Copy out only those lines running from the line with "Serialize everything readable" to the end of the listing, keeping each one exactly as it is.

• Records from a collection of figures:
^^^^

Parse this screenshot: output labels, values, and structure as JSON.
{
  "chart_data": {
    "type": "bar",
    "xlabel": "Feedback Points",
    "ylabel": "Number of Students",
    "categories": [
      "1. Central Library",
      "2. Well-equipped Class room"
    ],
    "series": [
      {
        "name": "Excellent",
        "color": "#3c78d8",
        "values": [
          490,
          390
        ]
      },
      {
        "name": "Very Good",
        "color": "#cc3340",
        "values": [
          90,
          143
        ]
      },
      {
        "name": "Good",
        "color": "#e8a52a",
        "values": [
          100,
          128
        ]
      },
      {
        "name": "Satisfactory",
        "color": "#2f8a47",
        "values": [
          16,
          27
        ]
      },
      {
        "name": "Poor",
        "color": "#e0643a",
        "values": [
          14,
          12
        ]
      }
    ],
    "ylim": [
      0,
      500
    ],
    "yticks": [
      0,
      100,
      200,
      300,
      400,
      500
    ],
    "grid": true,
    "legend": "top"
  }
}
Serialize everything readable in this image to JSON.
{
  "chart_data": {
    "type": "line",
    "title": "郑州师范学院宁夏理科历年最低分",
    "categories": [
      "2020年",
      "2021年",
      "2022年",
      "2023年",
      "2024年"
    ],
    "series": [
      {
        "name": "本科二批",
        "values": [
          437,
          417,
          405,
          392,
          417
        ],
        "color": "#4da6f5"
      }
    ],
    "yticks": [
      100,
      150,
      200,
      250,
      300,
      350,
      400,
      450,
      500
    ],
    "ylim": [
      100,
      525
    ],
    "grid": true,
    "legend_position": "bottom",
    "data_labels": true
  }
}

^^^^

• Written answer:
Serialize everything readable in this image to JSON.
{
  "chart_data": {
    "type": "line",
    "title": "郑州师范学院宁夏理科历年最低分",
    "categories": [
      "2020年",
      "2021年",
      "2022年",
      "2023年",
      "2024年"
    ],
    "series": [
      {
        "name": "本科二批",
        "values": [
          437,
          417,
          405,
          392,
          417
        ],
        "color": "#4da6f5"
      }
    ],
    "yticks": [
      100,
      150,
      200,
      250,
      300,
      350,
      400,
      450,
      500
    ],
    "ylim": [
      100,
      525
    ],
    "grid": true,
    "legend_position": "bottom",
    "data_labels": true
  }
}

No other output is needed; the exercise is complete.